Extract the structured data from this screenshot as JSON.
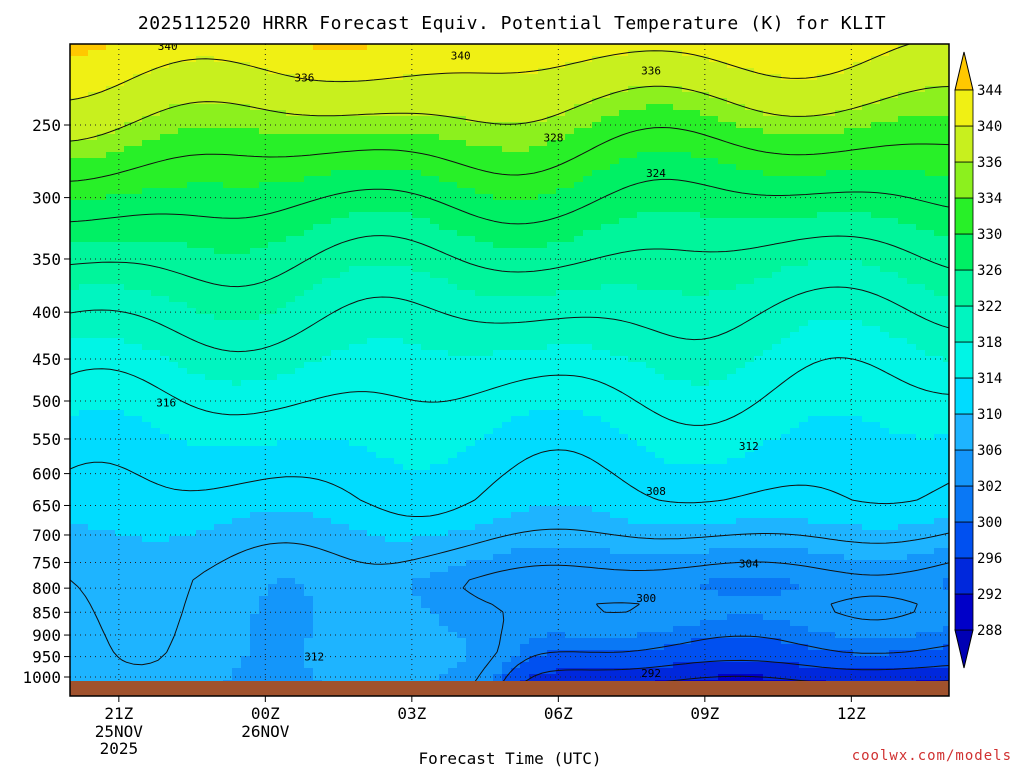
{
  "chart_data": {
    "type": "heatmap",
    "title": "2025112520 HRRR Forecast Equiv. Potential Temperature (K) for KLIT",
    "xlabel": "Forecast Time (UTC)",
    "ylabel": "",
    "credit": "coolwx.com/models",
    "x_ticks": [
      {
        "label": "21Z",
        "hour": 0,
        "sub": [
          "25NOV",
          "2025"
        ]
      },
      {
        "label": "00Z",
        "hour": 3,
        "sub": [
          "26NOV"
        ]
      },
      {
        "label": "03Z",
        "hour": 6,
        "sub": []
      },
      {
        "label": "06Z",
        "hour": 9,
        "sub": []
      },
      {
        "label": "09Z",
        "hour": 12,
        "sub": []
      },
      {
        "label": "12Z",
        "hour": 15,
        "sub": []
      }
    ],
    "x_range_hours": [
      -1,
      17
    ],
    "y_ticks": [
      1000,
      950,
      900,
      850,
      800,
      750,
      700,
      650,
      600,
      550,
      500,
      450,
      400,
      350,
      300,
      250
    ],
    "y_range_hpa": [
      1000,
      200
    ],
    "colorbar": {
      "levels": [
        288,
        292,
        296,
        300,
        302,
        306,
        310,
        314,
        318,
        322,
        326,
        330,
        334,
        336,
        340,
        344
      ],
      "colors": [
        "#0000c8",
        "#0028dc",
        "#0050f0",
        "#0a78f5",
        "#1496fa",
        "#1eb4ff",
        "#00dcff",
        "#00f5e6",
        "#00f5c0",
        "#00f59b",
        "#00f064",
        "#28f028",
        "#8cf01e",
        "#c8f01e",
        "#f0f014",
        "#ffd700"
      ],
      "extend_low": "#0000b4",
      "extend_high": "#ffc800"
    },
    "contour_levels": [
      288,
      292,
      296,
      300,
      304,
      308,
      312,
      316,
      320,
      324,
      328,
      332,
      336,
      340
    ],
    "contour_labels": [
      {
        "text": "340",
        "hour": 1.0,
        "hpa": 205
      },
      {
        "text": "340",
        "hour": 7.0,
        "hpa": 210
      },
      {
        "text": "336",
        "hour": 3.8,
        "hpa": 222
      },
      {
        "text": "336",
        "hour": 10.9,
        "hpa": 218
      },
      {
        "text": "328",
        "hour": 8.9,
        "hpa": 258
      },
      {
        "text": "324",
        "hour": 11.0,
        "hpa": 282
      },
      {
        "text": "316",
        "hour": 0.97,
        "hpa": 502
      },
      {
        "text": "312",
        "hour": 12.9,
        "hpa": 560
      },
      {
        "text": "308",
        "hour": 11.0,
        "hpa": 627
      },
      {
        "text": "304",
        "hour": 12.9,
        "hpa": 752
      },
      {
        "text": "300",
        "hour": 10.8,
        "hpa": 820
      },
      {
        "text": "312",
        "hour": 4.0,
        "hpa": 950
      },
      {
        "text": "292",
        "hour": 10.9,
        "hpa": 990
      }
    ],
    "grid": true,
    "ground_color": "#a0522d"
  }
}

● ● ● ● ● ● ●

● EXERCISE BRIEF: Restate each entry word for word, leaving out any pictures.

● EXERCISE OUTPUT:
Extract the structured data from this screenshot as JSON.
{
  "chart_data": {
    "type": "heatmap",
    "title": "2025112520 HRRR Forecast Equiv. Potential Temperature (K) for KLIT",
    "xlabel": "Forecast Time (UTC)",
    "ylabel": "",
    "credit": "coolwx.com/models",
    "x_ticks": [
      {
        "label": "21Z",
        "hour": 0,
        "sub": [
          "25NOV",
          "2025"
        ]
      },
      {
        "label": "00Z",
        "hour": 3,
        "sub": [
          "26NOV"
        ]
      },
      {
        "label": "03Z",
        "hour": 6,
        "sub": []
      },
      {
        "label": "06Z",
        "hour": 9,
        "sub": []
      },
      {
        "label": "09Z",
        "hour": 12,
        "sub": []
      },
      {
        "label": "12Z",
        "hour": 15,
        "sub": []
      }
    ],
    "x_range_hours": [
      -1,
      17
    ],
    "y_ticks": [
      1000,
      950,
      900,
      850,
      800,
      750,
      700,
      650,
      600,
      550,
      500,
      450,
      400,
      350,
      300,
      250
    ],
    "y_range_hpa": [
      1000,
      200
    ],
    "colorbar": {
      "levels": [
        288,
        292,
        296,
        300,
        302,
        306,
        310,
        314,
        318,
        322,
        326,
        330,
        334,
        336,
        340,
        344
      ],
      "colors": [
        "#0000c8",
        "#0028dc",
        "#0050f0",
        "#0a78f5",
        "#1496fa",
        "#1eb4ff",
        "#00dcff",
        "#00f5e6",
        "#00f5c0",
        "#00f59b",
        "#00f064",
        "#28f028",
        "#8cf01e",
        "#c8f01e",
        "#f0f014",
        "#ffd700"
      ],
      "extend_low": "#0000b4",
      "extend_high": "#ffc800"
    },
    "contour_levels": [
      288,
      292,
      296,
      300,
      304,
      308,
      312,
      316,
      320,
      324,
      328,
      332,
      336,
      340
    ],
    "contour_labels": [
      {
        "text": "340",
        "hour": 1.0,
        "hpa": 205
      },
      {
        "text": "340",
        "hour": 7.0,
        "hpa": 210
      },
      {
        "text": "336",
        "hour": 3.8,
        "hpa": 222
      },
      {
        "text": "336",
        "hour": 10.9,
        "hpa": 218
      },
      {
        "text": "328",
        "hour": 8.9,
        "hpa": 258
      },
      {
        "text": "324",
        "hour": 11.0,
        "hpa": 282
      },
      {
        "text": "316",
        "hour": 0.97,
        "hpa": 502
      },
      {
        "text": "312",
        "hour": 12.9,
        "hpa": 560
      },
      {
        "text": "308",
        "hour": 11.0,
        "hpa": 627
      },
      {
        "text": "304",
        "hour": 12.9,
        "hpa": 752
      },
      {
        "text": "300",
        "hour": 10.8,
        "hpa": 820
      },
      {
        "text": "312",
        "hour": 4.0,
        "hpa": 950
      },
      {
        "text": "292",
        "hour": 10.9,
        "hpa": 990
      }
    ],
    "grid": true,
    "ground_color": "#a0522d"
  }
}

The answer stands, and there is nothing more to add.